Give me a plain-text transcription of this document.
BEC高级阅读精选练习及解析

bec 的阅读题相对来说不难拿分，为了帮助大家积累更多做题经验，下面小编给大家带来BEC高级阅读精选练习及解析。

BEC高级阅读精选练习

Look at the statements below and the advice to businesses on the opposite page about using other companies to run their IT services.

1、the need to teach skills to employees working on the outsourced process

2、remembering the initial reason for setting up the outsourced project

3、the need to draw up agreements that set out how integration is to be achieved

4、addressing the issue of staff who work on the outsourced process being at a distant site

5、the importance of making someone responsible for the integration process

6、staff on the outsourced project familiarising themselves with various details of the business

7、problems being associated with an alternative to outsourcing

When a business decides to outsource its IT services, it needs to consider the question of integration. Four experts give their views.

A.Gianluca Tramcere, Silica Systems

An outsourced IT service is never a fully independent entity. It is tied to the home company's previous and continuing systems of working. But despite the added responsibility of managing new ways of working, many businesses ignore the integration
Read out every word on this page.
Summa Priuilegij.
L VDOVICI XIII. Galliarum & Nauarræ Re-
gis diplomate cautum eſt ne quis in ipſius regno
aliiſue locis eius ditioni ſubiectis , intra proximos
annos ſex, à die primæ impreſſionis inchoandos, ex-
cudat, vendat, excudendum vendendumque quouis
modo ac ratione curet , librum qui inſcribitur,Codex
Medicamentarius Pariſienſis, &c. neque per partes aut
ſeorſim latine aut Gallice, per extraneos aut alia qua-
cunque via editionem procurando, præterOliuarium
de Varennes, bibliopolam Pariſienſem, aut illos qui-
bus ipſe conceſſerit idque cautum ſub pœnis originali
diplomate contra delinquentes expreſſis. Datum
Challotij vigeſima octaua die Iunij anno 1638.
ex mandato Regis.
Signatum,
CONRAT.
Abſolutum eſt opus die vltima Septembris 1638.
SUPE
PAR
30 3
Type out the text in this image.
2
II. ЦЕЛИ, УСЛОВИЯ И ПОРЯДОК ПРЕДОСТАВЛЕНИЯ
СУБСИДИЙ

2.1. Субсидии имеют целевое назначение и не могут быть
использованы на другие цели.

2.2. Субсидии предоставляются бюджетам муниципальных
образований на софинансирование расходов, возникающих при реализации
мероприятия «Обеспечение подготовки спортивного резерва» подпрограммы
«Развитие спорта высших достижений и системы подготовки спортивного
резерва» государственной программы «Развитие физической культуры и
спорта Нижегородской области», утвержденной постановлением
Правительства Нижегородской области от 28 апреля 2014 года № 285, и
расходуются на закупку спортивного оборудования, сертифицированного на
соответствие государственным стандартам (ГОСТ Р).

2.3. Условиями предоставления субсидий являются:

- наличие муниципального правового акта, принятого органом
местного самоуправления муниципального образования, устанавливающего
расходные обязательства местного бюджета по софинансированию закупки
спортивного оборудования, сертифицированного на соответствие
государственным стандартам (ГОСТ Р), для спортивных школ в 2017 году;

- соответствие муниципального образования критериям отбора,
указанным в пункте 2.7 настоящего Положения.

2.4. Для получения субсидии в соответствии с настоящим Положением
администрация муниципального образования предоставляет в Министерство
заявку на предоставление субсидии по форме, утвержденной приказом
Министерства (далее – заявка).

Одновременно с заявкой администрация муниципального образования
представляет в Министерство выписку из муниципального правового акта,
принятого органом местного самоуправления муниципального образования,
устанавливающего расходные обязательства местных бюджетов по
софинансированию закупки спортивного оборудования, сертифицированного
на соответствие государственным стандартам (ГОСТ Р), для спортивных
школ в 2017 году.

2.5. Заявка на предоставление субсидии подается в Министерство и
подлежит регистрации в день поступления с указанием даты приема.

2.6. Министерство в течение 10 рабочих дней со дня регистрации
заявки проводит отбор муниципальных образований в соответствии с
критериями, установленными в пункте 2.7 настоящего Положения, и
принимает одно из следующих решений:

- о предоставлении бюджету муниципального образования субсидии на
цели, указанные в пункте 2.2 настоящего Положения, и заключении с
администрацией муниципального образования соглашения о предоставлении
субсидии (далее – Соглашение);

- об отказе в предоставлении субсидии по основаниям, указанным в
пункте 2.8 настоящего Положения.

* * *

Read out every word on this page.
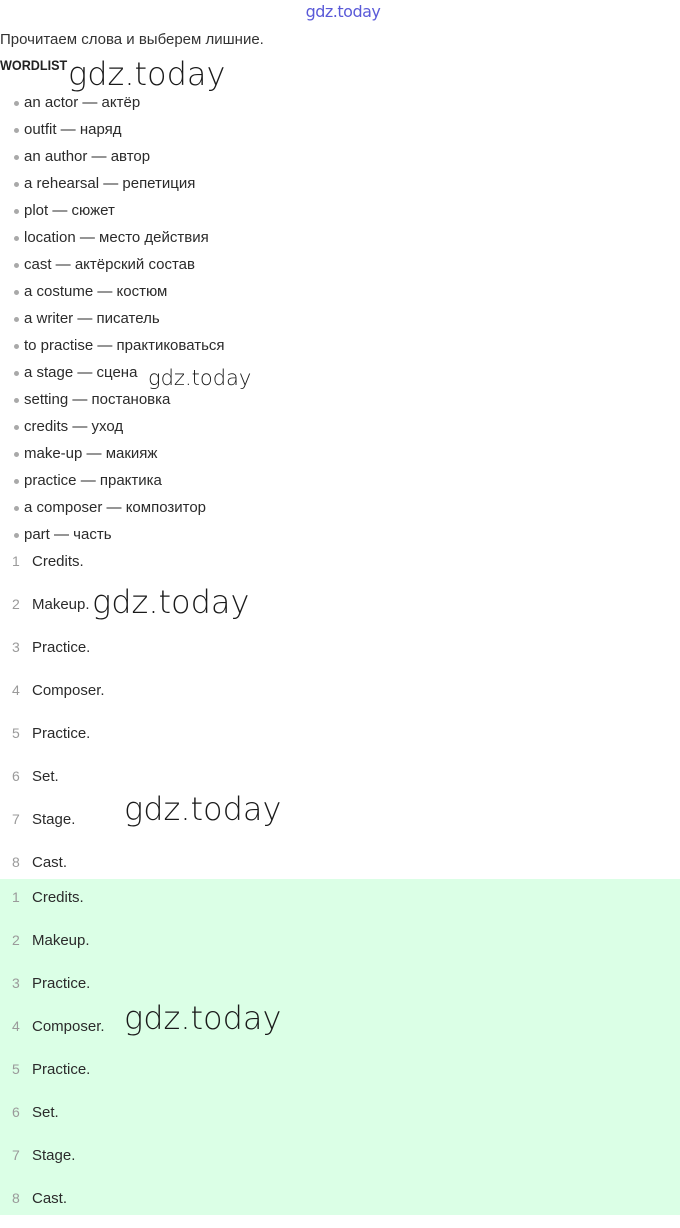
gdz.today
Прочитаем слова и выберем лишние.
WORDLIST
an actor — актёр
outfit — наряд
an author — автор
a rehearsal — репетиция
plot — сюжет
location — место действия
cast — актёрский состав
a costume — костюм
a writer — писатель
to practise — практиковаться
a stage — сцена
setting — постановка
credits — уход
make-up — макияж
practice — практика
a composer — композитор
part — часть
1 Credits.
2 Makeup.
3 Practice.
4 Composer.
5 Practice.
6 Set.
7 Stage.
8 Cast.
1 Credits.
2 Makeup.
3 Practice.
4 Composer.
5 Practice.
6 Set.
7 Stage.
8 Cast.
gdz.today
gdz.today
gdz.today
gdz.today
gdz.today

Task goal: Find all the lines containing "оборудования" in the material, then copy them.

Answer to this task:
расходуются на закупку спортивного оборудования, сертифицированного на
спортивного оборудования, сертифицированного на соответствие
софинансированию закупки спортивного оборудования, сертифицированного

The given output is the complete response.